- [Records shown]
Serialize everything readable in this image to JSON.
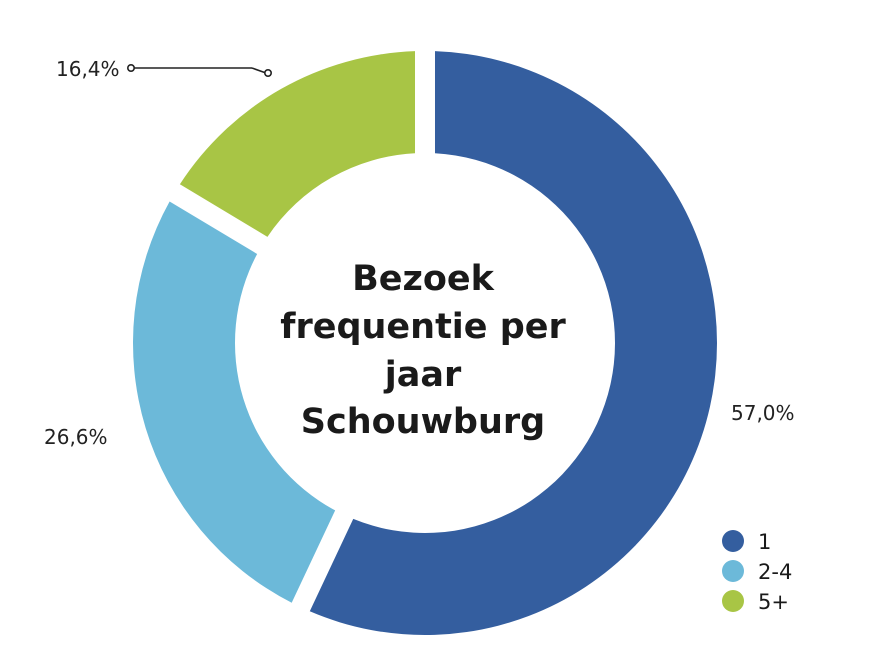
{
  "chart_data": {
    "type": "pie",
    "variant": "donut",
    "title_lines": [
      "Bezoek",
      "frequentie per",
      "jaar",
      "Schouwburg"
    ],
    "slices": [
      {
        "label": "1",
        "value": 57.0,
        "display": "57,0%",
        "color": "#345e9f"
      },
      {
        "label": "2-4",
        "value": 26.6,
        "display": "26,6%",
        "color": "#6cb9d9"
      },
      {
        "label": "5+",
        "value": 16.4,
        "display": "16,4%",
        "color": "#a8c545"
      }
    ],
    "legend": {
      "position": "bottom-right",
      "items": [
        "1",
        "2-4",
        "5+"
      ]
    }
  }
}
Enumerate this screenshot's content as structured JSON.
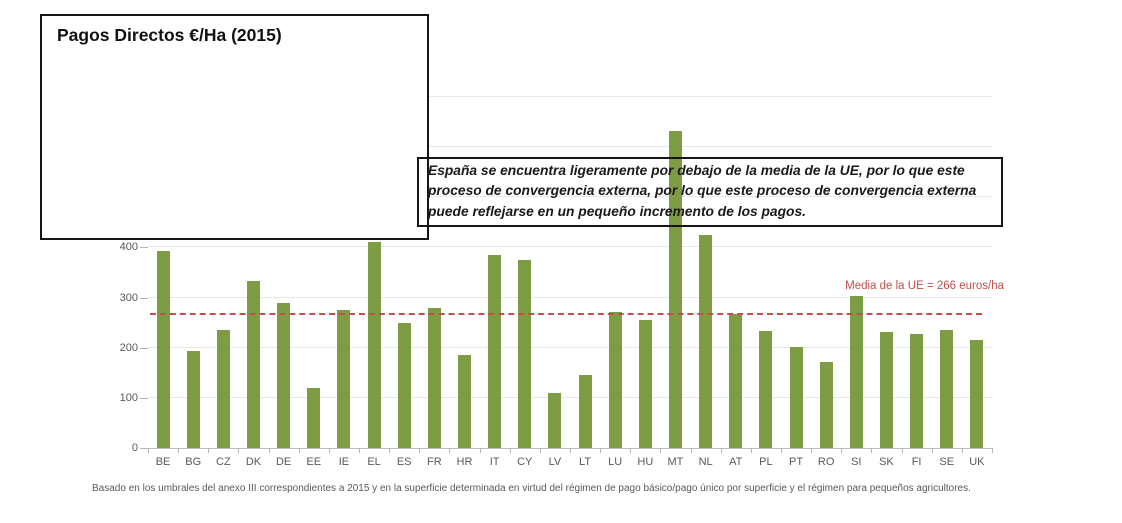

- [What needs to be done] Print each line of the material above exactly, with the pictures removed from your copy.

- [Result of this exercise]
Serialize everything readable in this image to JSON.
{
  "chart_data": {
    "type": "pie",
    "variant": "donut",
    "title_lines": [
      "Bezoek",
      "frequentie per",
      "jaar",
      "Schouwburg"
    ],
    "slices": [
      {
        "label": "1",
        "value": 57.0,
        "display": "57,0%",
        "color": "#345e9f"
      },
      {
        "label": "2-4",
        "value": 26.6,
        "display": "26,6%",
        "color": "#6cb9d9"
      },
      {
        "label": "5+",
        "value": 16.4,
        "display": "16,4%",
        "color": "#a8c545"
      }
    ],
    "legend": {
      "position": "bottom-right",
      "items": [
        "1",
        "2-4",
        "5+"
      ]
    }
  }
}
Enumerate this screenshot's content as structured JSON.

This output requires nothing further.